• **Job**:
Your task is to print every entry below exactly as given.

• **Exercise inputs**:

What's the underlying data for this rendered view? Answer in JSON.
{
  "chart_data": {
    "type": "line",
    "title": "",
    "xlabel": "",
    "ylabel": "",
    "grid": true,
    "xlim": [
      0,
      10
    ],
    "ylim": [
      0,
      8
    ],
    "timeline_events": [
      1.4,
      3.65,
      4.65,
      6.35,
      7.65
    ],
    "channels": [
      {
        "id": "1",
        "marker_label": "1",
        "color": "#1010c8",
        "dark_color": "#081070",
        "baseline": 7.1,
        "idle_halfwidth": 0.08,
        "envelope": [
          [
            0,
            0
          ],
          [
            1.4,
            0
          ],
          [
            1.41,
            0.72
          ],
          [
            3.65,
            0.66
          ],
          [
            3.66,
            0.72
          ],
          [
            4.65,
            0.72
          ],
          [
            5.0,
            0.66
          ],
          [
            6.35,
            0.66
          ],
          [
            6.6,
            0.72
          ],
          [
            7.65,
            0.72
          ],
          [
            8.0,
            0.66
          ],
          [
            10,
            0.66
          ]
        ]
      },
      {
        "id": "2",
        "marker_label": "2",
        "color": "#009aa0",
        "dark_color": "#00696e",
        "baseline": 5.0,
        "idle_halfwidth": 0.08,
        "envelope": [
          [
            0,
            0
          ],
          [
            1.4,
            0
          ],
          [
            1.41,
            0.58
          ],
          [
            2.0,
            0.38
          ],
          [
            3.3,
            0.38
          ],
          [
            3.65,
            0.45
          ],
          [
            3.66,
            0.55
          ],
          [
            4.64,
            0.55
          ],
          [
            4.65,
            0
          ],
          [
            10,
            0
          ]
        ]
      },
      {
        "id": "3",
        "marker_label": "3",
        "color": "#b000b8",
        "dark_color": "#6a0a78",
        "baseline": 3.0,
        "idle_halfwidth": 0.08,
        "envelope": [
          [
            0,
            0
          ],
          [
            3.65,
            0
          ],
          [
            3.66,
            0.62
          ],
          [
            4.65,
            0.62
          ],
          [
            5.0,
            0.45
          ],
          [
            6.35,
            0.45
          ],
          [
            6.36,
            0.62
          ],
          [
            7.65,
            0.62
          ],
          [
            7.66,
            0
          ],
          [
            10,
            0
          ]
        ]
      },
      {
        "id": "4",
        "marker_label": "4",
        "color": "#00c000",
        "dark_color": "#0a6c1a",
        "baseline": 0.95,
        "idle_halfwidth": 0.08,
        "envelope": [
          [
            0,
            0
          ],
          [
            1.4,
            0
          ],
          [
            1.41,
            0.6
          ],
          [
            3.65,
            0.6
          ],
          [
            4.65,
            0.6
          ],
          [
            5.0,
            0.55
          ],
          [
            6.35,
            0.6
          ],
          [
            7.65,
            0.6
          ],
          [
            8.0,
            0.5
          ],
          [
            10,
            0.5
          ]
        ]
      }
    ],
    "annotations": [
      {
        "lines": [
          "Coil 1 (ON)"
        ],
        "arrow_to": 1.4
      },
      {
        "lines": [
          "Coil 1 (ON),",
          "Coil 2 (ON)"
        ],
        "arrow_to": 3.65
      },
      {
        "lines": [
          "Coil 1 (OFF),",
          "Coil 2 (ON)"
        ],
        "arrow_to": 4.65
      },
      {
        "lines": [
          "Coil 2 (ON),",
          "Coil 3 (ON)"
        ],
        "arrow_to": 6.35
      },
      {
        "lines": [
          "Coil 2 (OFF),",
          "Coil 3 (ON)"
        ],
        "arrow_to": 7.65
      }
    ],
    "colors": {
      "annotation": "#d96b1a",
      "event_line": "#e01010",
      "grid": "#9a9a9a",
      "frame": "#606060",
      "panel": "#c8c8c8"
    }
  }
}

• **Answer to the exercise**:
What's the underlying data for this rendered view? Answer in JSON.
{
  "chart_data": {
    "type": "line",
    "title": "",
    "xlabel": "",
    "ylabel": "",
    "grid": true,
    "xlim": [
      0,
      10
    ],
    "ylim": [
      0,
      8
    ],
    "timeline_events": [
      1.4,
      3.65,
      4.65,
      6.35,
      7.65
    ],
    "channels": [
      {
        "id": "1",
        "marker_label": "1",
        "color": "#1010c8",
        "dark_color": "#081070",
        "baseline": 7.1,
        "idle_halfwidth": 0.08,
        "envelope": [
          [
            0,
            0
          ],
          [
            1.4,
            0
          ],
          [
            1.41,
            0.72
          ],
          [
            3.65,
            0.66
          ],
          [
            3.66,
            0.72
          ],
          [
            4.65,
            0.72
          ],
          [
            5.0,
            0.66
          ],
          [
            6.35,
            0.66
          ],
          [
            6.6,
            0.72
          ],
          [
            7.65,
            0.72
          ],
          [
            8.0,
            0.66
          ],
          [
            10,
            0.66
          ]
        ]
      },
      {
        "id": "2",
        "marker_label": "2",
        "color": "#009aa0",
        "dark_color": "#00696e",
        "baseline": 5.0,
        "idle_halfwidth": 0.08,
        "envelope": [
          [
            0,
            0
          ],
          [
            1.4,
            0
          ],
          [
            1.41,
            0.58
          ],
          [
            2.0,
            0.38
          ],
          [
            3.3,
            0.38
          ],
          [
            3.65,
            0.45
          ],
          [
            3.66,
            0.55
          ],
          [
            4.64,
            0.55
          ],
          [
            4.65,
            0
          ],
          [
            10,
            0
          ]
        ]
      },
      {
        "id": "3",
        "marker_label": "3",
        "color": "#b000b8",
        "dark_color": "#6a0a78",
        "baseline": 3.0,
        "idle_halfwidth": 0.08,
        "envelope": [
          [
            0,
            0
          ],
          [
            3.65,
            0
          ],
          [
            3.66,
            0.62
          ],
          [
            4.65,
            0.62
          ],
          [
            5.0,
            0.45
          ],
          [
            6.35,
            0.45
          ],
          [
            6.36,
            0.62
          ],
          [
            7.65,
            0.62
          ],
          [
            7.66,
            0
          ],
          [
            10,
            0
          ]
        ]
      },
      {
        "id": "4",
        "marker_label": "4",
        "color": "#00c000",
        "dark_color": "#0a6c1a",
        "baseline": 0.95,
        "idle_halfwidth": 0.08,
        "envelope": [
          [
            0,
            0
          ],
          [
            1.4,
            0
          ],
          [
            1.41,
            0.6
          ],
          [
            3.65,
            0.6
          ],
          [
            4.65,
            0.6
          ],
          [
            5.0,
            0.55
          ],
          [
            6.35,
            0.6
          ],
          [
            7.65,
            0.6
          ],
          [
            8.0,
            0.5
          ],
          [
            10,
            0.5
          ]
        ]
      }
    ],
    "annotations": [
      {
        "lines": [
          "Coil 1 (ON)"
        ],
        "arrow_to": 1.4
      },
      {
        "lines": [
          "Coil 1 (ON),",
          "Coil 2 (ON)"
        ],
        "arrow_to": 3.65
      },
      {
        "lines": [
          "Coil 1 (OFF),",
          "Coil 2 (ON)"
        ],
        "arrow_to": 4.65
      },
      {
        "lines": [
          "Coil 2 (ON),",
          "Coil 3 (ON)"
        ],
        "arrow_to": 6.35
      },
      {
        "lines": [
          "Coil 2 (OFF),",
          "Coil 3 (ON)"
        ],
        "arrow_to": 7.65
      }
    ],
    "colors": {
      "annotation": "#d96b1a",
      "event_line": "#e01010",
      "grid": "#9a9a9a",
      "frame": "#606060",
      "panel": "#c8c8c8"
    }
  }
}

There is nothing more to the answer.